[Stored data entries]
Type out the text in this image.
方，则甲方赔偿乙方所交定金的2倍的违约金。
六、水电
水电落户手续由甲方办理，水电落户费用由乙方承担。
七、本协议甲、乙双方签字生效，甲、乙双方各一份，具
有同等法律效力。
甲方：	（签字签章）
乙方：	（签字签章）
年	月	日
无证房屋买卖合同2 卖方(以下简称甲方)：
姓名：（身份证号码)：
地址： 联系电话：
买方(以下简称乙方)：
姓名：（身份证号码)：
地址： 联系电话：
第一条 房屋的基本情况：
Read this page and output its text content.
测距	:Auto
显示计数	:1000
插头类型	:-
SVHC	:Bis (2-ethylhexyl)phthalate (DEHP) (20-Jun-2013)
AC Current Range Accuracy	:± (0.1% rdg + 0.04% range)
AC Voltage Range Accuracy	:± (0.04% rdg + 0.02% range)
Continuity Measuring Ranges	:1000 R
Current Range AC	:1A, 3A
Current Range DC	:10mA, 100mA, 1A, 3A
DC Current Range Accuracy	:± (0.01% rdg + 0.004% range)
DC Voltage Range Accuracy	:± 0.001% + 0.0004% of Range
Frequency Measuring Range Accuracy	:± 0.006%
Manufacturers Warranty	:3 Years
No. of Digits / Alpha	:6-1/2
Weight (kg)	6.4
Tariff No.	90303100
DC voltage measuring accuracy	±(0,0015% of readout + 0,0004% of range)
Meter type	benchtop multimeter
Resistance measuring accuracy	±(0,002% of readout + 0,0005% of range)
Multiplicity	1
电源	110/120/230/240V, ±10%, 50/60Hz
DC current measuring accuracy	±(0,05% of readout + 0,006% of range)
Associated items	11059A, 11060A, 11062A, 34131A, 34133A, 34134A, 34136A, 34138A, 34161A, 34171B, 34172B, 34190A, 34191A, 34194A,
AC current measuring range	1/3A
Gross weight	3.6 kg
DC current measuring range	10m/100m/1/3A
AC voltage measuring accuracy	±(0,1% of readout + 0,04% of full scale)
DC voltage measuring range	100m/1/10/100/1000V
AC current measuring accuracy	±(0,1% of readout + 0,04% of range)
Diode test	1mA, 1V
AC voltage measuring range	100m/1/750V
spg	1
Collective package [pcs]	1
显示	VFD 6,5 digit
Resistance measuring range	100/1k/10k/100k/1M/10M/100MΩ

**WHAT NEEDS TO BE DONE**
Write out the full listing, keeping every line exactly as it is.

**SOLUTION BELOW**
Type out the text in this image.
方，则甲方赔偿乙方所交定金的2倍的违约金。
六、水电
水电落户手续由甲方办理，水电落户费用由乙方承担。
七、本协议甲、乙双方签字生效，甲、乙双方各一份，具
有同等法律效力。
甲方：	（签字签章）
乙方：	（签字签章）
年	月	日
无证房屋买卖合同2 卖方(以下简称甲方)：
姓名：（身份证号码)：
地址： 联系电话：
买方(以下简称乙方)：
姓名：（身份证号码)：
地址： 联系电话：
第一条 房屋的基本情况：
Read this page and output its text content.
测距	:Auto
显示计数	:1000
插头类型	:-
SVHC	:Bis (2-ethylhexyl)phthalate (DEHP) (20-Jun-2013)
AC Current Range Accuracy	:± (0.1% rdg + 0.04% range)
AC Voltage Range Accuracy	:± (0.04% rdg + 0.02% range)
Continuity Measuring Ranges	:1000 R
Current Range AC	:1A, 3A
Current Range DC	:10mA, 100mA, 1A, 3A
DC Current Range Accuracy	:± (0.01% rdg + 0.004% range)
DC Voltage Range Accuracy	:± 0.001% + 0.0004% of Range
Frequency Measuring Range Accuracy	:± 0.006%
Manufacturers Warranty	:3 Years
No. of Digits / Alpha	:6-1/2
Weight (kg)	6.4
Tariff No.	90303100
DC voltage measuring accuracy	±(0,0015% of readout + 0,0004% of range)
Meter type	benchtop multimeter
Resistance measuring accuracy	±(0,002% of readout + 0,0005% of range)
Multiplicity	1
电源	110/120/230/240V, ±10%, 50/60Hz
DC current measuring accuracy	±(0,05% of readout + 0,006% of range)
Associated items	11059A, 11060A, 11062A, 34131A, 34133A, 34134A, 34136A, 34138A, 34161A, 34171B, 34172B, 34190A, 34191A, 34194A,
AC current measuring range	1/3A
Gross weight	3.6 kg
DC current measuring range	10m/100m/1/3A
AC voltage measuring accuracy	±(0,1% of readout + 0,04% of full scale)
DC voltage measuring range	100m/1/10/100/1000V
AC current measuring accuracy	±(0,1% of readout + 0,04% of range)
Diode test	1mA, 1V
AC voltage measuring range	100m/1/750V
spg	1
Collective package [pcs]	1
显示	VFD 6,5 digit
Resistance measuring range	100/1k/10k/100k/1M/10M/100MΩ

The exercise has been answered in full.